Stored entries
--- Begin ---

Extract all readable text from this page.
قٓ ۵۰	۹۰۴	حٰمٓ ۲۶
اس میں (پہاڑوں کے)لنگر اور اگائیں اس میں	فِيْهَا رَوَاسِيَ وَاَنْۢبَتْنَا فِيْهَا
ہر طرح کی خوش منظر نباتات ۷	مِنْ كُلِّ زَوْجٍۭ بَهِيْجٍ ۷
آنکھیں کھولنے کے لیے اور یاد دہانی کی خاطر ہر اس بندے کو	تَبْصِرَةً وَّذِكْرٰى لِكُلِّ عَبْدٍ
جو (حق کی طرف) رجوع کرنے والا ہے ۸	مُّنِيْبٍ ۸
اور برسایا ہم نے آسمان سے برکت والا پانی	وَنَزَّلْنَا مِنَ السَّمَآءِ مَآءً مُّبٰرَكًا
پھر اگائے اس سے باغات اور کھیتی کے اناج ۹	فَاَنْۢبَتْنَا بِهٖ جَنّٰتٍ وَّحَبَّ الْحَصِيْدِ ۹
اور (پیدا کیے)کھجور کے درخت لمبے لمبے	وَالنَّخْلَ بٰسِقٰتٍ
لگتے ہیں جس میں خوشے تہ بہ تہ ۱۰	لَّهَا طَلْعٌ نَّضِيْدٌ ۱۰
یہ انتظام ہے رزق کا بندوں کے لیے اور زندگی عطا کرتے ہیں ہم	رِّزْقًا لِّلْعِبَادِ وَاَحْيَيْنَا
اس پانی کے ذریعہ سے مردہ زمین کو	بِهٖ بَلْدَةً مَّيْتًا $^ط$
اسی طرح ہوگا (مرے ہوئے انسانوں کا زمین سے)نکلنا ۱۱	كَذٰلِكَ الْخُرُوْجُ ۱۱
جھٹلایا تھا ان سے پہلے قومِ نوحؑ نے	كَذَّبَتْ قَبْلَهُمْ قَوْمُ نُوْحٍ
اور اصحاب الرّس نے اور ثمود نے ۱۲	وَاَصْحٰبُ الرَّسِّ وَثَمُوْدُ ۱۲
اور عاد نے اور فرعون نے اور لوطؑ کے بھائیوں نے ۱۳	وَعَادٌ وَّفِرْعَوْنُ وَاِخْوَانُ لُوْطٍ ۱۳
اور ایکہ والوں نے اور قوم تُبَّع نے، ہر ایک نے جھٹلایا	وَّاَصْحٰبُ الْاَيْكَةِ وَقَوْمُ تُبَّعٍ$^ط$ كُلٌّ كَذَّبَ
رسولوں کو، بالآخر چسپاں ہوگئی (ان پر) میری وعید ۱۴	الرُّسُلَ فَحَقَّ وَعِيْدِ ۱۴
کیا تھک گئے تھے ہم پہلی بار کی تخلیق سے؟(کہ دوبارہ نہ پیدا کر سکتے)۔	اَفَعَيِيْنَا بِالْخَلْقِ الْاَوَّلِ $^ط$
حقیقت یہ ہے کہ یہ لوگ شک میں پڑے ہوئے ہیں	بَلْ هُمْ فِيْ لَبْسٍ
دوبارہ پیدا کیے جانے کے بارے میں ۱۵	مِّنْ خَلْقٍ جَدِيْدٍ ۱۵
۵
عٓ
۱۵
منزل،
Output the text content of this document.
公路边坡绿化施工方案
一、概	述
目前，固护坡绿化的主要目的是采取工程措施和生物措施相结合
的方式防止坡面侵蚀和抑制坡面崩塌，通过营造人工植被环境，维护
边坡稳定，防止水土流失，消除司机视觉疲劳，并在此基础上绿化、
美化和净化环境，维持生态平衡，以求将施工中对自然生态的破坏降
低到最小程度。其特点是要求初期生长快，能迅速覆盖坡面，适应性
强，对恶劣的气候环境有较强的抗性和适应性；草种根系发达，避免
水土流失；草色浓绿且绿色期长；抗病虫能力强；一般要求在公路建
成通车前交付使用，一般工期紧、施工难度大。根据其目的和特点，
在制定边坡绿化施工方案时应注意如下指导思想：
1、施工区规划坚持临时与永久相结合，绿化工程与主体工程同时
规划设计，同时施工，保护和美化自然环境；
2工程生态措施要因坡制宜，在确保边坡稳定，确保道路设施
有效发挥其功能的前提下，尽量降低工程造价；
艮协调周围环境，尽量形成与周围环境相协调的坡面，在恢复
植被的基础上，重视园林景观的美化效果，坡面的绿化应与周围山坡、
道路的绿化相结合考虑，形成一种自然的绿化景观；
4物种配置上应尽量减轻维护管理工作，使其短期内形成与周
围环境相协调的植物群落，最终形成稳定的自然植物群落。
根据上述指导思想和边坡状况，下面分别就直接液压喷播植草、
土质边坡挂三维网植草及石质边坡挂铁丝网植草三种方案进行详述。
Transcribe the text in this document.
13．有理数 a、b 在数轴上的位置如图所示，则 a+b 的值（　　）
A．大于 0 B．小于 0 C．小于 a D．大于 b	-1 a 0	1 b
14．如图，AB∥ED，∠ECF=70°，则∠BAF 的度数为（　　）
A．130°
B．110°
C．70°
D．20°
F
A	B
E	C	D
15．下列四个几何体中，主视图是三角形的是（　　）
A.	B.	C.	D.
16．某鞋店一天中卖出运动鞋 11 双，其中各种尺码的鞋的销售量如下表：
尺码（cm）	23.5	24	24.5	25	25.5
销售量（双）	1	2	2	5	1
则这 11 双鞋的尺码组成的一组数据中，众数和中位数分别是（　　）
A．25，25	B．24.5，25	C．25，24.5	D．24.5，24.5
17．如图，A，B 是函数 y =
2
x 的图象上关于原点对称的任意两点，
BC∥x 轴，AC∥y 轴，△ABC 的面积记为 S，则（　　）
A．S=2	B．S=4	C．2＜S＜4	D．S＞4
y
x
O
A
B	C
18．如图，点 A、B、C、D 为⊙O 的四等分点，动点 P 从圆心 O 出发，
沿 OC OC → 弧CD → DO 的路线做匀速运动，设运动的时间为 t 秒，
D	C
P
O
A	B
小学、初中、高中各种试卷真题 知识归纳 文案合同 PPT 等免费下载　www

--- End ---

EXERCISE INSTRUCTIONS
Look through the entries above and list every line containing "پانی".

REPLY
اور برسایا ہم نے آسمان سے برکت والا پانی	وَنَزَّلْنَا مِنَ السَّمَآءِ مَآءً مُّبٰرَكًا
اس پانی کے ذریعہ سے مردہ زمین کو	بِهٖ بَلْدَةً مَّيْتًا $^ط$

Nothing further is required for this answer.